- [REQUEST]:
Your answer should be a single number: the count of lines that include the word "JSON".

- [MATERIALS PROVIDED]:
• • • •

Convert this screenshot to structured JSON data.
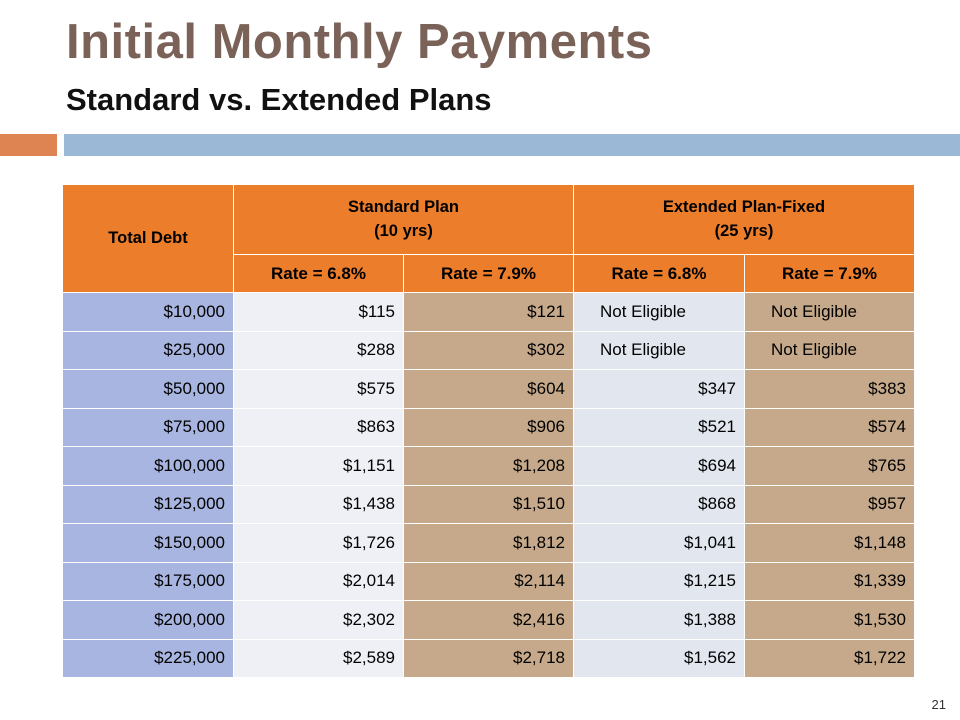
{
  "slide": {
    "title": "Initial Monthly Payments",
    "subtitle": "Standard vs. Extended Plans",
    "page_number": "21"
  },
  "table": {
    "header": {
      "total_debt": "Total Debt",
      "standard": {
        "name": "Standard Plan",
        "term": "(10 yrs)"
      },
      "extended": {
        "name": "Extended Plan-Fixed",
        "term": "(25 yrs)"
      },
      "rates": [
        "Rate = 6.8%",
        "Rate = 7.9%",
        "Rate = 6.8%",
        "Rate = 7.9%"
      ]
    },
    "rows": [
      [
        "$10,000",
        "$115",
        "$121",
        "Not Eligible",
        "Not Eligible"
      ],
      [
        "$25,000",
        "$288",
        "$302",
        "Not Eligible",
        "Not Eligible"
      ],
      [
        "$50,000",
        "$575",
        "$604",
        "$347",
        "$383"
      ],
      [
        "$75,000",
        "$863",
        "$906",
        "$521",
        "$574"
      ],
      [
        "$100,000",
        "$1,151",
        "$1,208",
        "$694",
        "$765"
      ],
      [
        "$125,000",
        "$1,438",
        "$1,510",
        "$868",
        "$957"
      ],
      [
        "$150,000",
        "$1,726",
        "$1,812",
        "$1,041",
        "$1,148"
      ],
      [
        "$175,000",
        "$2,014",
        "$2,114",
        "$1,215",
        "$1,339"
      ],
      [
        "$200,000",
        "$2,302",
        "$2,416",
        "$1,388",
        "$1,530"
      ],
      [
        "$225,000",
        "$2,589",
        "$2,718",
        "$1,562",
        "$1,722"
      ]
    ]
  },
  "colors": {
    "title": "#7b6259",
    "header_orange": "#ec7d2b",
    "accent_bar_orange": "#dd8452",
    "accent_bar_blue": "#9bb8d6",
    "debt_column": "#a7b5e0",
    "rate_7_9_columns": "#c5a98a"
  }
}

• • • •

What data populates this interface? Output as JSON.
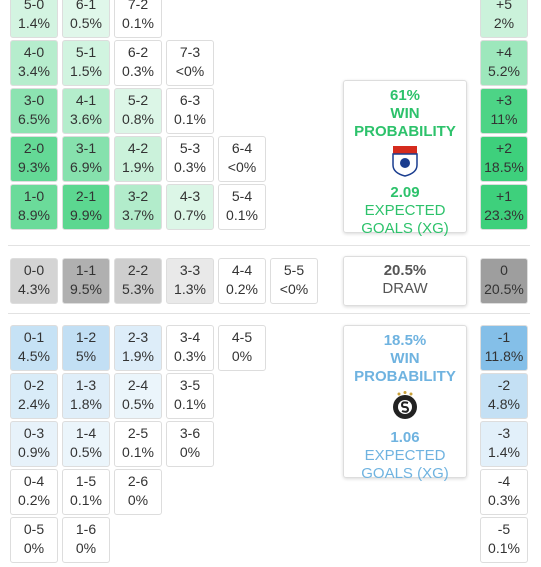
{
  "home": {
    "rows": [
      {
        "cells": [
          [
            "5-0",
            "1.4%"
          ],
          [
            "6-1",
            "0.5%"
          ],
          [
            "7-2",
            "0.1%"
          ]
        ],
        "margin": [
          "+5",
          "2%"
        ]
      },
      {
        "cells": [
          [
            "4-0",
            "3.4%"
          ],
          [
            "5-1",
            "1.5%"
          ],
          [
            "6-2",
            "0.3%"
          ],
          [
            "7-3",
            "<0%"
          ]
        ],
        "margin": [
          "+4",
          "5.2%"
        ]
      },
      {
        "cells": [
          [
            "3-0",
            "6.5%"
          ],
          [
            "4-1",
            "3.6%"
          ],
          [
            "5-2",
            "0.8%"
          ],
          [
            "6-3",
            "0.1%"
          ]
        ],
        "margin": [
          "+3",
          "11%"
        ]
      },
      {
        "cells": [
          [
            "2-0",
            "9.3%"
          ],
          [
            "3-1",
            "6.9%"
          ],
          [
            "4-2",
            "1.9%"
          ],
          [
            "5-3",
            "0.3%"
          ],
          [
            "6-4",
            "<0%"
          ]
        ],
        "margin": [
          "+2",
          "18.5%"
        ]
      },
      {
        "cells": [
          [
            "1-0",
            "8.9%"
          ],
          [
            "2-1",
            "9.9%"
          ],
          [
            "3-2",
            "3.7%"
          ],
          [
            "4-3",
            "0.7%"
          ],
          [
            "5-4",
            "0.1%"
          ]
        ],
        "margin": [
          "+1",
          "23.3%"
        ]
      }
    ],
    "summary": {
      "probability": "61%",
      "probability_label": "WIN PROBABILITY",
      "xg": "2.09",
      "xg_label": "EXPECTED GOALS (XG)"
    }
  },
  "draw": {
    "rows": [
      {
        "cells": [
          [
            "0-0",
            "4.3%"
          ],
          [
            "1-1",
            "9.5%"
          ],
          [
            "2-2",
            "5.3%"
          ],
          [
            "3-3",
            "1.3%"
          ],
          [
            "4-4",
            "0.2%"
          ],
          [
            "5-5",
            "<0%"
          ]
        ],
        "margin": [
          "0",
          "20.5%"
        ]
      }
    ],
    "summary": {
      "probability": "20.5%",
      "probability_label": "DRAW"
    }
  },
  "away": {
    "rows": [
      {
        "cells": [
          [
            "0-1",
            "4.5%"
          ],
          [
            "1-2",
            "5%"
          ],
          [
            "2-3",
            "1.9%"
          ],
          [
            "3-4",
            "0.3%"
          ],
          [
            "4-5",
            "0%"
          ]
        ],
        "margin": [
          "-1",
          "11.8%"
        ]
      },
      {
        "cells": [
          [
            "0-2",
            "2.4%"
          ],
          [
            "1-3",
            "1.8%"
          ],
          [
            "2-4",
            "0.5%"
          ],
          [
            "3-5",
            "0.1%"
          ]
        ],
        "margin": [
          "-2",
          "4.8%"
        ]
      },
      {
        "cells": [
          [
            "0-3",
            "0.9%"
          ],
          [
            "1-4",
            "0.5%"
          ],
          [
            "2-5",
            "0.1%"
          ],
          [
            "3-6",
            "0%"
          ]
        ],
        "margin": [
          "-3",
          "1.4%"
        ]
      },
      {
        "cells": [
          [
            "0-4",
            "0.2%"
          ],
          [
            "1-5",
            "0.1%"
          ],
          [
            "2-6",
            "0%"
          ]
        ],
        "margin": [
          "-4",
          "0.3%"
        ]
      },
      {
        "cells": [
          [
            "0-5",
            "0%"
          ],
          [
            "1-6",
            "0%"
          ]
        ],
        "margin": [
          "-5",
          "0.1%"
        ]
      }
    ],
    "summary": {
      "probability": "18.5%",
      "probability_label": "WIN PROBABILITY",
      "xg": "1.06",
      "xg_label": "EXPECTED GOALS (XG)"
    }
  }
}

• • • •

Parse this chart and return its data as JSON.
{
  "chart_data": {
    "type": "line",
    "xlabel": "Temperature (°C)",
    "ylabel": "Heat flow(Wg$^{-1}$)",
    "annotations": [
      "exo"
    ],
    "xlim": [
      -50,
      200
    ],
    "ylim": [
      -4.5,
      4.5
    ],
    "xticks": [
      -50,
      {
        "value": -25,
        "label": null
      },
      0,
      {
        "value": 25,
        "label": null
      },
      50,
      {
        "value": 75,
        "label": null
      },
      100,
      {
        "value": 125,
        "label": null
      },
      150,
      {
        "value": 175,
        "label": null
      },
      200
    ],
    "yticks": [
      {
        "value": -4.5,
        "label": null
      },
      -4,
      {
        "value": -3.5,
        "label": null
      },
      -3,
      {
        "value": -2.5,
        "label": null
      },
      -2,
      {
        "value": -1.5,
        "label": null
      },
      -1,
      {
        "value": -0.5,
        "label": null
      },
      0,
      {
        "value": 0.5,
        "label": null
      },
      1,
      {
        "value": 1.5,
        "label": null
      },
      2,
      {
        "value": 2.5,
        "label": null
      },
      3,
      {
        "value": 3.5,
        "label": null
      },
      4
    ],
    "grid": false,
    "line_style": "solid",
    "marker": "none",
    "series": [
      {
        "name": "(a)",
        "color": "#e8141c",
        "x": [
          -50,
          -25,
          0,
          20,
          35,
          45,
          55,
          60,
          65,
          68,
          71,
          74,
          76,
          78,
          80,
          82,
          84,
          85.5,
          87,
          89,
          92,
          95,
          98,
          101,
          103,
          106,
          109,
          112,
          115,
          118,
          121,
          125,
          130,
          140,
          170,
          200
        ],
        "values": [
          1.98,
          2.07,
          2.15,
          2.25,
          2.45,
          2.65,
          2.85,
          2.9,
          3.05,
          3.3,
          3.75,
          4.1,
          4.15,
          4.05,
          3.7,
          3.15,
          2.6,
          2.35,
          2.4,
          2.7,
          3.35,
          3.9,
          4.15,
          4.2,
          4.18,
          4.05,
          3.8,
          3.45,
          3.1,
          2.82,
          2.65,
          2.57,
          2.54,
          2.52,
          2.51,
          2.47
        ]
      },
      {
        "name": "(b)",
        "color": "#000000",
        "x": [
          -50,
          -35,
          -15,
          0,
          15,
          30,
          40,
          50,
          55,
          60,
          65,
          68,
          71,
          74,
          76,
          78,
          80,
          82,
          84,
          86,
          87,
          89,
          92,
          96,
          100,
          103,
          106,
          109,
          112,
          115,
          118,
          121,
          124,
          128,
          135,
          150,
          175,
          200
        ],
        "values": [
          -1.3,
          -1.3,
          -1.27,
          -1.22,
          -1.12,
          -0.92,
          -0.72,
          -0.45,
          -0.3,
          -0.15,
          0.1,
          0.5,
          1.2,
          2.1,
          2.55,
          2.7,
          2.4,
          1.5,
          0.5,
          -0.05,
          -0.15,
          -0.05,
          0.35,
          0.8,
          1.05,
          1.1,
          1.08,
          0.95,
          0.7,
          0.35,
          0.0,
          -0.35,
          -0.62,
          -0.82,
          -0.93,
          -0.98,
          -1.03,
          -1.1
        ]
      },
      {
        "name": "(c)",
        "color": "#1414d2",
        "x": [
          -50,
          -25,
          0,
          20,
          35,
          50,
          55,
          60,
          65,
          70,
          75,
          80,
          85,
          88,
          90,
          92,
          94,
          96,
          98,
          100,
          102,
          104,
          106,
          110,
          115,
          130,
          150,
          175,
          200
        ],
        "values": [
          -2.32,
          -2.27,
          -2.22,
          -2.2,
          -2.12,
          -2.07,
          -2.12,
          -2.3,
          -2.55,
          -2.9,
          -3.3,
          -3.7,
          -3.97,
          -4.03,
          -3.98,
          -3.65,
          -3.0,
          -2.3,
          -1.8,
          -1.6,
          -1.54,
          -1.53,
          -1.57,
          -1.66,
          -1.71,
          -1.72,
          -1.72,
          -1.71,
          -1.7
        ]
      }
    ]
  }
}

• • • •

- [ANSWER TO THE EXERCISE]:
3